_Job_
Copy every line from the records below that holds the word "cases".

[Figure collection entries]
===============

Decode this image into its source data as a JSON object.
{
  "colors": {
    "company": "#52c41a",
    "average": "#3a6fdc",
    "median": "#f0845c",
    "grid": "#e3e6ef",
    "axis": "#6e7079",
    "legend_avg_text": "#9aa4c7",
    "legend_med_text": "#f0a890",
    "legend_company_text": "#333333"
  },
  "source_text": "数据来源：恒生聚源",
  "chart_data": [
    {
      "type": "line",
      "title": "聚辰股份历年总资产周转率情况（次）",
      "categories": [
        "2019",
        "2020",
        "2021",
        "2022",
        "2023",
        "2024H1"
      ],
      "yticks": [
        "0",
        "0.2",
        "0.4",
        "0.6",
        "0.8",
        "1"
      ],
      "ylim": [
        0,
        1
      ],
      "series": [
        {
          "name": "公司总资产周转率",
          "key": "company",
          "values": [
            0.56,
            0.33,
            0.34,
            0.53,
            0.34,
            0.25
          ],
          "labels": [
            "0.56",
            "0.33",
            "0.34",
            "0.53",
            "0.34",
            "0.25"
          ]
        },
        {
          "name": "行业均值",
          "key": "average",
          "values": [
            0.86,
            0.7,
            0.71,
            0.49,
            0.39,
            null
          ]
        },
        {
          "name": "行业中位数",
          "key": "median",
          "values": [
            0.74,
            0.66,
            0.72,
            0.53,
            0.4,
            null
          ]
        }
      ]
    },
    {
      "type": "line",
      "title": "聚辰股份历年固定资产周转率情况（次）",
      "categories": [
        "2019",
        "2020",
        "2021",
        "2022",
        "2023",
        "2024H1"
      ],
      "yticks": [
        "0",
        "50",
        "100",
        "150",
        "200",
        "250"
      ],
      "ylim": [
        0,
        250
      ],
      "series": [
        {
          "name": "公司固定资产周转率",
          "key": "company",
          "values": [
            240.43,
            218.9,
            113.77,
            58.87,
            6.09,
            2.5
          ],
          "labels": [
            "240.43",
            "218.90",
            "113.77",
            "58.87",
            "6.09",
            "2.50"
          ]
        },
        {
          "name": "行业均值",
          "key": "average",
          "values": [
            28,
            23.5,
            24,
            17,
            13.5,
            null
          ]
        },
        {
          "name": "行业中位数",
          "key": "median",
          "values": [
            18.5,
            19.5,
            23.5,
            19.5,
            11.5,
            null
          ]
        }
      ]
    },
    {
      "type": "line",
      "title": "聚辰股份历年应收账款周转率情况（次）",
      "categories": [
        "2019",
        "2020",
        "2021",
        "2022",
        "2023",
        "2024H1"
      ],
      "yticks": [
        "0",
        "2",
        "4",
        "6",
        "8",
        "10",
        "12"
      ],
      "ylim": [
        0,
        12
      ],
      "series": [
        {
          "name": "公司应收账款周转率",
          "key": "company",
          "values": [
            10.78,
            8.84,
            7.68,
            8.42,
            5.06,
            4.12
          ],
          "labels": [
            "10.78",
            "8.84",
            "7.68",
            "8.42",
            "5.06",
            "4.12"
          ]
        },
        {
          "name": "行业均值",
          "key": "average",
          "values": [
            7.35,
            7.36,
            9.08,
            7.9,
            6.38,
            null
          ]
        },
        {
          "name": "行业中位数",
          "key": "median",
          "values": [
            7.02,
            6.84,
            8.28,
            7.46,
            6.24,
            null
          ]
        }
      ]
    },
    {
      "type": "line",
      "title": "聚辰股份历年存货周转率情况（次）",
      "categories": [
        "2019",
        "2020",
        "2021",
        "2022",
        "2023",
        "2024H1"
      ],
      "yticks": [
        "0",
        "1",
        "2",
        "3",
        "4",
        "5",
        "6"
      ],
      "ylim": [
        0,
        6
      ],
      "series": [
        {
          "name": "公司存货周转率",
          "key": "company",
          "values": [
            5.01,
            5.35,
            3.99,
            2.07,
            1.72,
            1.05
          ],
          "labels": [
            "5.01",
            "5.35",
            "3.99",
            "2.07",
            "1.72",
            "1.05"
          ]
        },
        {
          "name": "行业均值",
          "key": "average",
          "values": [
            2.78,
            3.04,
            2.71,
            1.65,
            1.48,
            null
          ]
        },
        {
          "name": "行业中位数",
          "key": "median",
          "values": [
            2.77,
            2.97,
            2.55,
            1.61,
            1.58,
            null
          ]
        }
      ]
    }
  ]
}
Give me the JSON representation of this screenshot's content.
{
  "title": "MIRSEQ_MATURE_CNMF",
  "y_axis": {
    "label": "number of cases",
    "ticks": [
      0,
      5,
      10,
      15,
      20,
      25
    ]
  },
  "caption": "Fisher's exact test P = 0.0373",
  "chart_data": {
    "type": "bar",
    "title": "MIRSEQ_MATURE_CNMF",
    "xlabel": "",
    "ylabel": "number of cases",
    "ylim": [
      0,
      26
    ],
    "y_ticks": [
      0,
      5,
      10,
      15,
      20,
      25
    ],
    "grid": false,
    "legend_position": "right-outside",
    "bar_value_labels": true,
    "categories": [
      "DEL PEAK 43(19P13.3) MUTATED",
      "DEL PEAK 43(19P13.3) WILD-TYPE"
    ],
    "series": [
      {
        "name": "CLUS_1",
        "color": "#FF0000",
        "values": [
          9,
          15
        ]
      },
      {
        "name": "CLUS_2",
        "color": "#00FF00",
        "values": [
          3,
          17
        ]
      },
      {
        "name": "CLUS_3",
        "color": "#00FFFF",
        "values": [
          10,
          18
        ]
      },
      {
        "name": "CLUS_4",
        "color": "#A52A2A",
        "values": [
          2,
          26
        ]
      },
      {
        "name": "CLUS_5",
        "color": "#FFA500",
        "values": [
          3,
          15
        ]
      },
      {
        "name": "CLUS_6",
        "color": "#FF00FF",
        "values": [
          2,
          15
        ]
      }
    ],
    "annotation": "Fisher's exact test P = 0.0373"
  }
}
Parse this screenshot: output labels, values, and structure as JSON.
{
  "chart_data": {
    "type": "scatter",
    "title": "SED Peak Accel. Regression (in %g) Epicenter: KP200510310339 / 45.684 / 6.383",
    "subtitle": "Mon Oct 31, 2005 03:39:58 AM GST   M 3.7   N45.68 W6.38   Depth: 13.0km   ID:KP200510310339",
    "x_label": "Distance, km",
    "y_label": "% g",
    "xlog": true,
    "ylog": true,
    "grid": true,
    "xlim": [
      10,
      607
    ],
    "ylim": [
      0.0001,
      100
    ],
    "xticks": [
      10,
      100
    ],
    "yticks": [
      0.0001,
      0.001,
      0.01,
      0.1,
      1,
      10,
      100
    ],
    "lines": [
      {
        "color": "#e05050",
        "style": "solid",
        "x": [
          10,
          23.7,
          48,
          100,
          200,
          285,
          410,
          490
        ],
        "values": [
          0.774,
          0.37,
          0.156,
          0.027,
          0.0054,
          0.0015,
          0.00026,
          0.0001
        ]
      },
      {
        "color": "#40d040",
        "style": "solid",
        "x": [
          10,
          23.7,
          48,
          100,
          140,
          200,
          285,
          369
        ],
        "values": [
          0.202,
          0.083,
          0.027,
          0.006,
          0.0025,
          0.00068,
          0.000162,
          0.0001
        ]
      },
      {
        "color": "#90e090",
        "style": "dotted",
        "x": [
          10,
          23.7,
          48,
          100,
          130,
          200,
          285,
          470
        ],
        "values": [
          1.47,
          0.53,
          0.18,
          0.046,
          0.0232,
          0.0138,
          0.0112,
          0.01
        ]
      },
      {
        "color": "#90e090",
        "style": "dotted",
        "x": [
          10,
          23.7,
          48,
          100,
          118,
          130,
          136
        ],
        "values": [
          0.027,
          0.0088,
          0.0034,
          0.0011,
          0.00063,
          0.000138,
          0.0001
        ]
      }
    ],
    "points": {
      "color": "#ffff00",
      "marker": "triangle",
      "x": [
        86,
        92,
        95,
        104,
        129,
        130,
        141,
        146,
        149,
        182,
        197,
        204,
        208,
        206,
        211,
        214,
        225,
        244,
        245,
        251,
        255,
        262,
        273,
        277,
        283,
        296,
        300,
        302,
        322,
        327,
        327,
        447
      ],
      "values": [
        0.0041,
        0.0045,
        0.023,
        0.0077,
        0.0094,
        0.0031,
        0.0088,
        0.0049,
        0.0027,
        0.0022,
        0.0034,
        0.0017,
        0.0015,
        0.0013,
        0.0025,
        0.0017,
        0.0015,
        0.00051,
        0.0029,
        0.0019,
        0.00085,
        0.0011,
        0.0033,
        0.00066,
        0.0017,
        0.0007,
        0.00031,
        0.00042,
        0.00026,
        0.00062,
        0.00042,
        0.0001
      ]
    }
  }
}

===============

_Answer to the task_
    "label": "number of cases",
    "ylabel": "number of cases",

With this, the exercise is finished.